• _To do_
In the ARTBA meeting article, what recommendation is given for the Project Determination area?

• _Excerpt provided_
⁂

By John Schneidawind, vice president of public affairs, ARTBA

New technology is driving rapid change in the transportation design and construction industry, often eclipsing the ability of government policymakers to deal with it. At ARTBA’s Southern Regional Meeting and Dr. J. Don Brock TransOvation® Workshop, Oct. 28-29 in Miami, the association’s 2020 Chairman Steve McGough urged attendees to “keep the pressure on elected officials at all levels to make the right choices for our transportation network.”

TransOvation® featured presentations on the “Top 5 Disruptors” transportation industry leaders face in servicing their customers and meeting their firms’ business plans. Below are the five key areas and some of the top recommendations for new approaches ARTBA should evaluate when developing policy in each area.

  • Project Determination, with Jason Davis, deputy director for engineering & operations at the Utah Department of Transportation; Ted Zoli, senior vice president at HNTB; and Nick Goldstein, ARTBA’s vice president of legal & regulatory issues, tackled the challenges contractors and government transportation officials have in deciding what projects to plan for and propose, and how much risk to take.  Recommendation: Find new ways to utilize data to improve their decision making.

⁂

• _Entries supplied_
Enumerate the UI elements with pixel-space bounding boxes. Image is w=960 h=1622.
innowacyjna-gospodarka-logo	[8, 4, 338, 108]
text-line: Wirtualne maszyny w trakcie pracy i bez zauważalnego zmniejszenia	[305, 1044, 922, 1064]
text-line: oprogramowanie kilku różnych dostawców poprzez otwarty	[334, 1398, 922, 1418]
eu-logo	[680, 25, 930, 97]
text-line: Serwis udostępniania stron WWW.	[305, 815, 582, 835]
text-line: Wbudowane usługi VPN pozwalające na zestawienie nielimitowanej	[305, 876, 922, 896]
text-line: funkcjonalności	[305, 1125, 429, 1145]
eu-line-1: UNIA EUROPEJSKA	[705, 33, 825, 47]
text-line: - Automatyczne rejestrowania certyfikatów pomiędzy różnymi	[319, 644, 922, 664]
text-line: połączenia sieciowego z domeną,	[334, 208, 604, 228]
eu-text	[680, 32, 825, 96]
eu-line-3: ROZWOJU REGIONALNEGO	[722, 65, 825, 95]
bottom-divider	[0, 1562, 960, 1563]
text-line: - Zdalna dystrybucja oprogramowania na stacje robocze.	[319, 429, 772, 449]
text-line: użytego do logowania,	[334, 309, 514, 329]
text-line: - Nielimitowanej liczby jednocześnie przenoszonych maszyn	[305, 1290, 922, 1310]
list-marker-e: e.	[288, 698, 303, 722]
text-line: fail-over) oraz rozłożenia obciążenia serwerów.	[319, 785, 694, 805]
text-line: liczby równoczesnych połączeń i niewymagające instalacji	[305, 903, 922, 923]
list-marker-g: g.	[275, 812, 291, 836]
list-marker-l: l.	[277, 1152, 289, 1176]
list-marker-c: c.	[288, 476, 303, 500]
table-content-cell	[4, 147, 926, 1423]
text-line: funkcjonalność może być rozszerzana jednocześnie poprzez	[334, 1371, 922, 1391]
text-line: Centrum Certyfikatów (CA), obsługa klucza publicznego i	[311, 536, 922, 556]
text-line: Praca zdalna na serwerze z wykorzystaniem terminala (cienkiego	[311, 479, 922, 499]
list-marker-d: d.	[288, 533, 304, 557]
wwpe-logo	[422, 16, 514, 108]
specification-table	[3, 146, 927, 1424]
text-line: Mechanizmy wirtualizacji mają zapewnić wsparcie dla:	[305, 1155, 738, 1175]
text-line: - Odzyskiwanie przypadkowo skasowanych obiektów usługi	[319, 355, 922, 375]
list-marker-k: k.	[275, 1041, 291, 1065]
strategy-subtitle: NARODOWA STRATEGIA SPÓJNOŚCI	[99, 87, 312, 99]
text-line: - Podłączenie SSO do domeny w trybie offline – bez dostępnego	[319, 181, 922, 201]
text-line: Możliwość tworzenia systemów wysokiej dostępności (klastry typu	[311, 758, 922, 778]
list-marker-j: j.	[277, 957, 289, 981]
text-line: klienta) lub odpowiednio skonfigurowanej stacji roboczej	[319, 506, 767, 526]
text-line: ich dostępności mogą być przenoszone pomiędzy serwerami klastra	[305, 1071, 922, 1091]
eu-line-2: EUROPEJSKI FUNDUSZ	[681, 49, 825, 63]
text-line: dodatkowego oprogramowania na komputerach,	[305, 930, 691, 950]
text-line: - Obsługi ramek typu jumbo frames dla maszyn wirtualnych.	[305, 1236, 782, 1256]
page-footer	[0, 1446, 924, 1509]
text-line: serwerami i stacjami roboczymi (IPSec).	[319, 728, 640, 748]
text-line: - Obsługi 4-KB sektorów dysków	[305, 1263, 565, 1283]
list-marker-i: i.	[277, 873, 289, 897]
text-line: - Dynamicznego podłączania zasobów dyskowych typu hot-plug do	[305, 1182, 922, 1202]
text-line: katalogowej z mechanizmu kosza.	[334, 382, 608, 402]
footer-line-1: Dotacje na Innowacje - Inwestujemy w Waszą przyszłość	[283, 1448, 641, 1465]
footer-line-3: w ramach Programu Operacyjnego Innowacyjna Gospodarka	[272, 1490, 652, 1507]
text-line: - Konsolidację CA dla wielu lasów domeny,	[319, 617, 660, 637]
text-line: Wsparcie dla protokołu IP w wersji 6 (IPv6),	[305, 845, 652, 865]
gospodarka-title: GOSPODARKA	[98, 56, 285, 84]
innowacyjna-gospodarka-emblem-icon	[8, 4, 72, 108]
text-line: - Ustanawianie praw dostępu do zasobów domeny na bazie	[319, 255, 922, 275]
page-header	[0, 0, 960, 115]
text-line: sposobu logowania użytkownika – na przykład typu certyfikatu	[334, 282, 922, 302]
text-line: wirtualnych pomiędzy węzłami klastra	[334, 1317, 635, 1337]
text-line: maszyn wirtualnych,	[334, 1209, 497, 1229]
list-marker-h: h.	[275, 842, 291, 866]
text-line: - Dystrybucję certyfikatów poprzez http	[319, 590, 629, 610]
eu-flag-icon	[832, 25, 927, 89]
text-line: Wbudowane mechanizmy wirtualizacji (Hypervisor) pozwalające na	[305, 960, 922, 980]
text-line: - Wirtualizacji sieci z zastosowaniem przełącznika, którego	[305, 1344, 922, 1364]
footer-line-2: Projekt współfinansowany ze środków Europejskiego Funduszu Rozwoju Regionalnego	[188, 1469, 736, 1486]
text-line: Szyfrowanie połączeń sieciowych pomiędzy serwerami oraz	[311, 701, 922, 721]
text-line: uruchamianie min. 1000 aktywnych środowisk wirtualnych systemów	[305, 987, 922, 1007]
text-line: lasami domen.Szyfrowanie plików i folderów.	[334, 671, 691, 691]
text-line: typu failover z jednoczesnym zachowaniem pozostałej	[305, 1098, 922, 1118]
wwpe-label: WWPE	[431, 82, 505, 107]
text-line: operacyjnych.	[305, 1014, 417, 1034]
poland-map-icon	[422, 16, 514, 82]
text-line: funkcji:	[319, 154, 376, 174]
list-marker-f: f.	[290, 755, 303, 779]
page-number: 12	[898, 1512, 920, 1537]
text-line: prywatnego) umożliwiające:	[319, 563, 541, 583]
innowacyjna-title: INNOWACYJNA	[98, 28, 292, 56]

⁂

• _Result of this exercise_
Find new ways to utilize data to improve their decision making.